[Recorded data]

---

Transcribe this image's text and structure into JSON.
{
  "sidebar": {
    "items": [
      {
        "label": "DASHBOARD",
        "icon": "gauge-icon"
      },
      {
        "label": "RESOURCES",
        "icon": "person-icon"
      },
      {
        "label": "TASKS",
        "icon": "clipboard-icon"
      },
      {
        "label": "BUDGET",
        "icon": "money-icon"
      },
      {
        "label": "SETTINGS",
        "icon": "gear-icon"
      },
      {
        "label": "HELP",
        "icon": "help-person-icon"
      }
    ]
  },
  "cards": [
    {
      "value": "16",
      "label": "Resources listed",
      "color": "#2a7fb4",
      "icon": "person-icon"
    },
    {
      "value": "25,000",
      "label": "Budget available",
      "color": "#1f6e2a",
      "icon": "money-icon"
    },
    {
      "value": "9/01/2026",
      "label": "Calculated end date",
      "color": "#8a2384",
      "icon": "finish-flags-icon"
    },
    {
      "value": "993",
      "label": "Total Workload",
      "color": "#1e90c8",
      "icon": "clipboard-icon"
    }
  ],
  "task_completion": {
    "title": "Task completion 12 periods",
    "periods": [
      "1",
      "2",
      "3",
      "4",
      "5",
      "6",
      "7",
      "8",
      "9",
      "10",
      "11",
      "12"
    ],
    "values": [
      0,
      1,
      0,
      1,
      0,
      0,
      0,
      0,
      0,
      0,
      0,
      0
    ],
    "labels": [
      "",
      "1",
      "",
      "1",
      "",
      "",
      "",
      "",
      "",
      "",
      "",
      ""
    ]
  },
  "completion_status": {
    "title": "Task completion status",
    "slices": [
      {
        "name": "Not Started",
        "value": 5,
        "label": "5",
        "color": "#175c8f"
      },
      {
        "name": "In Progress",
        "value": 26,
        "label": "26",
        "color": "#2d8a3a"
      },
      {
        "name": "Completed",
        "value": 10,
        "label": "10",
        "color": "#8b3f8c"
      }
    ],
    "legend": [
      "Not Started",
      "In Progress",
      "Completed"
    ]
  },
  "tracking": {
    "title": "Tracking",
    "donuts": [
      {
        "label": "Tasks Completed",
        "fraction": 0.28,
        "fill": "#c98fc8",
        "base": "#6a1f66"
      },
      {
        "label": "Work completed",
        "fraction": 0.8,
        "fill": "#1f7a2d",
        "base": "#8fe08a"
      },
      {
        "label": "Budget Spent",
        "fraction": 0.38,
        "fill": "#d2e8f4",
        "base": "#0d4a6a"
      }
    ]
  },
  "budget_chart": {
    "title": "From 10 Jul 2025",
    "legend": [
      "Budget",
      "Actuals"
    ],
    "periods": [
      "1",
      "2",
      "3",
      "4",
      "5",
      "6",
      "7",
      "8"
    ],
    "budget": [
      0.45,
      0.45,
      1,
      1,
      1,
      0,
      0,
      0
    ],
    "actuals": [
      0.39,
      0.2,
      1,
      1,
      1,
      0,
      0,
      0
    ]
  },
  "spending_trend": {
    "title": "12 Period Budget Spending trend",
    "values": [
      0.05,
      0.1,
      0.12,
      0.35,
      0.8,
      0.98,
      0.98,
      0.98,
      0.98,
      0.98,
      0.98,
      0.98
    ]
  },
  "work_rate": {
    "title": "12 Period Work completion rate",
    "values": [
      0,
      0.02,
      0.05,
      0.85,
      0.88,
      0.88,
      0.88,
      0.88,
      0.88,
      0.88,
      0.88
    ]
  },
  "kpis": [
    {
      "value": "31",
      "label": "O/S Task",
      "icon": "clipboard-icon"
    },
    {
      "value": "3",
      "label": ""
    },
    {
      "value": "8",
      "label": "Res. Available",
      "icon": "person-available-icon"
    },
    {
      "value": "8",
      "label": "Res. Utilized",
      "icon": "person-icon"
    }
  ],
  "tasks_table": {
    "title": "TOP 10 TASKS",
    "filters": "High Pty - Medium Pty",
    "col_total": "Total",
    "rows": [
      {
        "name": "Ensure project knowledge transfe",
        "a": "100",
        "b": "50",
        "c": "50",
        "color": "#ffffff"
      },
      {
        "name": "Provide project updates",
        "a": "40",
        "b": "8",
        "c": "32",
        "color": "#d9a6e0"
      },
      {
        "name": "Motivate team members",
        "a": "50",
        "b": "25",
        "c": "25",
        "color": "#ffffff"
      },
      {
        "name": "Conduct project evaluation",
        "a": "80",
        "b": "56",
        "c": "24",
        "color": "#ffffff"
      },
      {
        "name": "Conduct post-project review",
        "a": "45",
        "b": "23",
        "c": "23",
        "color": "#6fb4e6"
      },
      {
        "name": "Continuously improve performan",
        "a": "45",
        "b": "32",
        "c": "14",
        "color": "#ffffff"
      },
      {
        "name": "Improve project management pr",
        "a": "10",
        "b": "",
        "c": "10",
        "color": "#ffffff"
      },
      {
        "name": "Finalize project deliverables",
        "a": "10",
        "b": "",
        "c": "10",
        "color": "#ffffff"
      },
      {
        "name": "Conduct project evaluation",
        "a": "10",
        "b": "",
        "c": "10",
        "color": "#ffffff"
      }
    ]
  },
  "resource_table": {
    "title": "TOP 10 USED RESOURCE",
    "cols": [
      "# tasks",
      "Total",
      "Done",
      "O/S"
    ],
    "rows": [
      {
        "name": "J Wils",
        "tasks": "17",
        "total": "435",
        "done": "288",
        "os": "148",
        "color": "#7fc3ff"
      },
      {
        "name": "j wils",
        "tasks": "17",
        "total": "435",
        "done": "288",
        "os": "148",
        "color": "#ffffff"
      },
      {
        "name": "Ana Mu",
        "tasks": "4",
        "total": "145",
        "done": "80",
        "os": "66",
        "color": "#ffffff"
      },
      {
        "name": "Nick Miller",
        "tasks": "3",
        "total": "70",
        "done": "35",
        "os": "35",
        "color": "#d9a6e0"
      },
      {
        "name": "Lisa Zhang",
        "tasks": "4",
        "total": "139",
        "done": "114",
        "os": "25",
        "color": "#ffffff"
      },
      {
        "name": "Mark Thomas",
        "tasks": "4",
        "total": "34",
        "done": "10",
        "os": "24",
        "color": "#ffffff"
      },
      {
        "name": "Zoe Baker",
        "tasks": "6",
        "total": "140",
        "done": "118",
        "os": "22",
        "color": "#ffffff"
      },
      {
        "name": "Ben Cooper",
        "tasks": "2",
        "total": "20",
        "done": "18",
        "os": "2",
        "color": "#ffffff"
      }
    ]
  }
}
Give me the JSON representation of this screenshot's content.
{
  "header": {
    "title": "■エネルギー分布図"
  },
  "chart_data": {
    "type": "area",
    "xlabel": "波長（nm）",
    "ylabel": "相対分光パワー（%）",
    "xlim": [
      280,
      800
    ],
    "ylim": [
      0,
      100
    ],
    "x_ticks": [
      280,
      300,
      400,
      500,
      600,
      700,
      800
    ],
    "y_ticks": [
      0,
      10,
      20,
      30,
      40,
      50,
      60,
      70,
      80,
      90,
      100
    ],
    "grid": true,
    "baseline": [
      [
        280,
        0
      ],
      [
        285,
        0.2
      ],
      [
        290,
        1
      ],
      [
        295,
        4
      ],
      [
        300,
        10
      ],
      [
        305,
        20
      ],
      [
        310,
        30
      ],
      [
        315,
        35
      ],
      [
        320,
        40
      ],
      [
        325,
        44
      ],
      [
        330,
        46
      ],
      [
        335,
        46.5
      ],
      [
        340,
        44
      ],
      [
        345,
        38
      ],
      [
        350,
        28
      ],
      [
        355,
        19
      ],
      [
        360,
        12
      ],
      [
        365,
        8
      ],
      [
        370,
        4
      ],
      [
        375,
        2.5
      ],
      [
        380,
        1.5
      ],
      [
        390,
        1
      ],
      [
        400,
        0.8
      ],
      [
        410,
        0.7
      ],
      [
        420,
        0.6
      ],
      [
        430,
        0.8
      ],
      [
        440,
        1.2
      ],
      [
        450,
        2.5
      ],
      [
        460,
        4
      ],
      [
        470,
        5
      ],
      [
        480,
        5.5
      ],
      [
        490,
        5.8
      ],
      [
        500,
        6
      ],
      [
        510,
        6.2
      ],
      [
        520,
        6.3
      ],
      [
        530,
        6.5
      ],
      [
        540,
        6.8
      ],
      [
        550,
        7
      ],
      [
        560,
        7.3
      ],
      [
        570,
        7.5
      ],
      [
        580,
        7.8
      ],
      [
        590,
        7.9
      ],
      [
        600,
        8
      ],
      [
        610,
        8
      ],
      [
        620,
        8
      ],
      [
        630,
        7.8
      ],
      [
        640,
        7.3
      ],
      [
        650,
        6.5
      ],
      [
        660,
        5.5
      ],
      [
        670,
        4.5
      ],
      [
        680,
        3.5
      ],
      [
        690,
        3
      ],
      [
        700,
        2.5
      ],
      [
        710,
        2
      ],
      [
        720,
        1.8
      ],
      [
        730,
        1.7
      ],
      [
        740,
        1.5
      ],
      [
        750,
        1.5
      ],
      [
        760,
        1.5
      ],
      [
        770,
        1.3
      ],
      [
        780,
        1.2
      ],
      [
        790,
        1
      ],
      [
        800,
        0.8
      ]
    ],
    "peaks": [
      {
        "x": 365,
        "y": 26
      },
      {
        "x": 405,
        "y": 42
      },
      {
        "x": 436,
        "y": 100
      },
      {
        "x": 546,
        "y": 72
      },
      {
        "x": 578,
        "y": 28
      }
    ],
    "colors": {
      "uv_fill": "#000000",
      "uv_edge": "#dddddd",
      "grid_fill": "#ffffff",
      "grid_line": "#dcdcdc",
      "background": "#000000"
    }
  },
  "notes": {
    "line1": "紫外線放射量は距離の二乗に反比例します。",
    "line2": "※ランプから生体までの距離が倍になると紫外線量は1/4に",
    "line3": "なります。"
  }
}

---

> Set exercise:
Gather every line containing the word "JSON" and copy it.

> Written solution:
Transcribe this image's text and structure into JSON.
Give me the JSON representation of this screenshot's content.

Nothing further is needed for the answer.